§ Your goal:
Provide the data again in its entirety, exactly as given.

[Stored records]

▶

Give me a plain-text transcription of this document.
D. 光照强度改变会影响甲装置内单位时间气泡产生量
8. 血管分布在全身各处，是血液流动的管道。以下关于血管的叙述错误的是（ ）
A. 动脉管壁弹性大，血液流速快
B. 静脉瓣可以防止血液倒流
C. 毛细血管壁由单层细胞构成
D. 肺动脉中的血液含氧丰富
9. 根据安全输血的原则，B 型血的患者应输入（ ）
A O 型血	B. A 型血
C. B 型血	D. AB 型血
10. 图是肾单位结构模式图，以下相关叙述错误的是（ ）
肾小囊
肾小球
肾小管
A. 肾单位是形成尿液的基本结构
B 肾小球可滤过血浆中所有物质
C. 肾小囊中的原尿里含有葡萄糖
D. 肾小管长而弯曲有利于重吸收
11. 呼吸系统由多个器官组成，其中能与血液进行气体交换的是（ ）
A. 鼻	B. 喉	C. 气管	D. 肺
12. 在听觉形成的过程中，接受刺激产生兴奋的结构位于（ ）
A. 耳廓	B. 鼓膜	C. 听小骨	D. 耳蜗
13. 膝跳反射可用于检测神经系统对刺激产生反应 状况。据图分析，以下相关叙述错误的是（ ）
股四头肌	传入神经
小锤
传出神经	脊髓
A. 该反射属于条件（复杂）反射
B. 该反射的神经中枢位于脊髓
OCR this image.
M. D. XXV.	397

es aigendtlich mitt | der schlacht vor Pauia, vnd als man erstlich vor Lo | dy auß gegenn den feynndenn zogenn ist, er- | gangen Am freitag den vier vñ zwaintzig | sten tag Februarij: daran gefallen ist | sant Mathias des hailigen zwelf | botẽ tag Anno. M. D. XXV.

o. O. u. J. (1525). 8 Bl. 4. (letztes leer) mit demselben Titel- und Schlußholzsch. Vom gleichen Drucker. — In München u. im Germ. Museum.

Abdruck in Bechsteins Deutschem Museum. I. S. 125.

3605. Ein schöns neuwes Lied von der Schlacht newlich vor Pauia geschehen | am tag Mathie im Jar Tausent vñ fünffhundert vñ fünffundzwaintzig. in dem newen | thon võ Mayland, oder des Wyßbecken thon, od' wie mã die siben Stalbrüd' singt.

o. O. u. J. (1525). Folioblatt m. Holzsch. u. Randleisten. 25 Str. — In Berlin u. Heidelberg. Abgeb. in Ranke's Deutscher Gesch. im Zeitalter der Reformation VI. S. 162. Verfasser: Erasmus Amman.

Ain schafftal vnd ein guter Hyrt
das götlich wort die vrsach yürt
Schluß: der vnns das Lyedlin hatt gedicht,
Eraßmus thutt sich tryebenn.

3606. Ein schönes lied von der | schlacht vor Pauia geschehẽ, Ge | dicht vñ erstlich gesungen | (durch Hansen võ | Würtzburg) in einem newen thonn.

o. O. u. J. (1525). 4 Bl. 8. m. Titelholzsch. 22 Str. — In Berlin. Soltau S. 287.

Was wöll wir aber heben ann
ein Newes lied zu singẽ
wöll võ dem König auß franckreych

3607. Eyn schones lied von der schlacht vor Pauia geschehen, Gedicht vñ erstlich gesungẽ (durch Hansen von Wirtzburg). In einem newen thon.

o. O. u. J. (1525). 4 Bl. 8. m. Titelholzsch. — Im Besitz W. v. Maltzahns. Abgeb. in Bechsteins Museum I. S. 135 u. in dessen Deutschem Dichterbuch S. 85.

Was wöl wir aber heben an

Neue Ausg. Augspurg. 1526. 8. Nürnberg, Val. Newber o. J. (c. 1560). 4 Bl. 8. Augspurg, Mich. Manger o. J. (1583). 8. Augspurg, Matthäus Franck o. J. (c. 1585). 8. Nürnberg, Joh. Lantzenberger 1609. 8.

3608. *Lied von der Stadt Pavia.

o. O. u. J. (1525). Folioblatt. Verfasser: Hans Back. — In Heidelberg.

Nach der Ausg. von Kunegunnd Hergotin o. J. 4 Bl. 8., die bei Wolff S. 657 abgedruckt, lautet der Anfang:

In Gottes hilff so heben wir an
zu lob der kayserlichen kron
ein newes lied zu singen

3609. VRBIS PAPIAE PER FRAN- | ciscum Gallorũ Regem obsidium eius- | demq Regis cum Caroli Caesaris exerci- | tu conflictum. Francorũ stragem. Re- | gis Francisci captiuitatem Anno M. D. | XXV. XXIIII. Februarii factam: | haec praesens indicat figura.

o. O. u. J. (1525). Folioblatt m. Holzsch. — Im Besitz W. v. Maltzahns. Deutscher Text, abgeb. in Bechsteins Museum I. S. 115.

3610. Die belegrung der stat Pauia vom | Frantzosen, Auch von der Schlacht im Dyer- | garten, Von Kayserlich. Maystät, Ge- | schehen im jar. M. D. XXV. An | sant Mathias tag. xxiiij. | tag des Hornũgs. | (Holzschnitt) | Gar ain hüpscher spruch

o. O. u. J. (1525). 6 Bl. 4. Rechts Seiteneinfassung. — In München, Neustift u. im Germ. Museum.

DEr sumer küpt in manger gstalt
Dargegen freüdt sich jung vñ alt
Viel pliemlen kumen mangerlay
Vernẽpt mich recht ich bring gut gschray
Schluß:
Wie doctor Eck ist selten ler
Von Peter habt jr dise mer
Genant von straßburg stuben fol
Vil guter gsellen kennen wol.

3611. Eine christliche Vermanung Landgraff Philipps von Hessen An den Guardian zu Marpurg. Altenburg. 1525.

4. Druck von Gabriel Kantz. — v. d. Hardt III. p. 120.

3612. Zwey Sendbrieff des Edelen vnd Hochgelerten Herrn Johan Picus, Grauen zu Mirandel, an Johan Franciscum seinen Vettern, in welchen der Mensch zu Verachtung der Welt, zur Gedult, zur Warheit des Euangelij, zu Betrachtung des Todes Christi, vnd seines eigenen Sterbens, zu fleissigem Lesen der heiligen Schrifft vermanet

◀

§ Answer to the task:
Give me a plain-text transcription of this document.
D. 光照强度改变会影响甲装置内单位时间气泡产生量
8. 血管分布在全身各处，是血液流动的管道。以下关于血管的叙述错误的是（ ）
A. 动脉管壁弹性大，血液流速快
B. 静脉瓣可以防止血液倒流
C. 毛细血管壁由单层细胞构成
D. 肺动脉中的血液含氧丰富
9. 根据安全输血的原则，B 型血的患者应输入（ ）
A O 型血	B. A 型血
C. B 型血	D. AB 型血
10. 图是肾单位结构模式图，以下相关叙述错误的是（ ）
肾小囊
肾小球
肾小管
A. 肾单位是形成尿液的基本结构
B 肾小球可滤过血浆中所有物质
C. 肾小囊中的原尿里含有葡萄糖
D. 肾小管长而弯曲有利于重吸收
11. 呼吸系统由多个器官组成，其中能与血液进行气体交换的是（ ）
A. 鼻	B. 喉	C. 气管	D. 肺
12. 在听觉形成的过程中，接受刺激产生兴奋的结构位于（ ）
A. 耳廓	B. 鼓膜	C. 听小骨	D. 耳蜗
13. 膝跳反射可用于检测神经系统对刺激产生反应 状况。据图分析，以下相关叙述错误的是（ ）
股四头肌	传入神经
小锤
传出神经	脊髓
A. 该反射属于条件（复杂）反射
B. 该反射的神经中枢位于脊髓
OCR this image.
M. D. XXV.	397

es aigendtlich mitt | der schlacht vor Pauia, vnd als man erstlich vor Lo | dy auß gegenn den feynndenn zogenn ist, er- | gangen Am freitag den vier vñ zwaintzig | sten tag Februarij: daran gefallen ist | sant Mathias des hailigen zwelf | botẽ tag Anno. M. D. XXV.

o. O. u. J. (1525). 8 Bl. 4. (letztes leer) mit demselben Titel- und Schlußholzsch. Vom gleichen Drucker. — In München u. im Germ. Museum.

Abdruck in Bechsteins Deutschem Museum. I. S. 125.

3605. Ein schöns neuwes Lied von der Schlacht newlich vor Pauia geschehen | am tag Mathie im Jar Tausent vñ fünffhundert vñ fünffundzwaintzig. in dem newen | thon võ Mayland, oder des Wyßbecken thon, od' wie mã die siben Stalbrüd' singt.

o. O. u. J. (1525). Folioblatt m. Holzsch. u. Randleisten. 25 Str. — In Berlin u. Heidelberg. Abgeb. in Ranke's Deutscher Gesch. im Zeitalter der Reformation VI. S. 162. Verfasser: Erasmus Amman.

Ain schafftal vnd ein guter Hyrt
das götlich wort die vrsach yürt
Schluß: der vnns das Lyedlin hatt gedicht,
Eraßmus thutt sich tryebenn.

3606. Ein schönes lied von der | schlacht vor Pauia geschehẽ, Ge | dicht vñ erstlich gesungen | (durch Hansen võ | Würtzburg) in einem newen thonn.

o. O. u. J. (1525). 4 Bl. 8. m. Titelholzsch. 22 Str. — In Berlin. Soltau S. 287.

Was wöll wir aber heben ann
ein Newes lied zu singẽ
wöll võ dem König auß franckreych

3607. Eyn schones lied von der schlacht vor Pauia geschehen, Gedicht vñ erstlich gesungẽ (durch Hansen von Wirtzburg). In einem newen thon.

o. O. u. J. (1525). 4 Bl. 8. m. Titelholzsch. — Im Besitz W. v. Maltzahns. Abgeb. in Bechsteins Museum I. S. 135 u. in dessen Deutschem Dichterbuch S. 85.

Was wöl wir aber heben an

Neue Ausg. Augspurg. 1526. 8. Nürnberg, Val. Newber o. J. (c. 1560). 4 Bl. 8. Augspurg, Mich. Manger o. J. (1583). 8. Augspurg, Matthäus Franck o. J. (c. 1585). 8. Nürnberg, Joh. Lantzenberger 1609. 8.

3608. *Lied von der Stadt Pavia.

o. O. u. J. (1525). Folioblatt. Verfasser: Hans Back. — In Heidelberg.

Nach der Ausg. von Kunegunnd Hergotin o. J. 4 Bl. 8., die bei Wolff S. 657 abgedruckt, lautet der Anfang:

In Gottes hilff so heben wir an
zu lob der kayserlichen kron
ein newes lied zu singen

3609. VRBIS PAPIAE PER FRAN- | ciscum Gallorũ Regem obsidium eius- | demq Regis cum Caroli Caesaris exerci- | tu conflictum. Francorũ stragem. Re- | gis Francisci captiuitatem Anno M. D. | XXV. XXIIII. Februarii factam: | haec praesens indicat figura.

o. O. u. J. (1525). Folioblatt m. Holzsch. — Im Besitz W. v. Maltzahns. Deutscher Text, abgeb. in Bechsteins Museum I. S. 115.

3610. Die belegrung der stat Pauia vom | Frantzosen, Auch von der Schlacht im Dyer- | garten, Von Kayserlich. Maystät, Ge- | schehen im jar. M. D. XXV. An | sant Mathias tag. xxiiij. | tag des Hornũgs. | (Holzschnitt) | Gar ain hüpscher spruch

o. O. u. J. (1525). 6 Bl. 4. Rechts Seiteneinfassung. — In München, Neustift u. im Germ. Museum.

DEr sumer küpt in manger gstalt
Dargegen freüdt sich jung vñ alt
Viel pliemlen kumen mangerlay
Vernẽpt mich recht ich bring gut gschray
Schluß:
Wie doctor Eck ist selten ler
Von Peter habt jr dise mer
Genant von straßburg stuben fol
Vil guter gsellen kennen wol.

3611. Eine christliche Vermanung Landgraff Philipps von Hessen An den Guardian zu Marpurg. Altenburg. 1525.

4. Druck von Gabriel Kantz. — v. d. Hardt III. p. 120.

3612. Zwey Sendbrieff des Edelen vnd Hochgelerten Herrn Johan Picus, Grauen zu Mirandel, an Johan Franciscum seinen Vettern, in welchen der Mensch zu Verachtung der Welt, zur Gedult, zur Warheit des Euangelij, zu Betrachtung des Todes Christi, vnd seines eigenen Sterbens, zu fleissigem Lesen der heiligen Schrifft vermanet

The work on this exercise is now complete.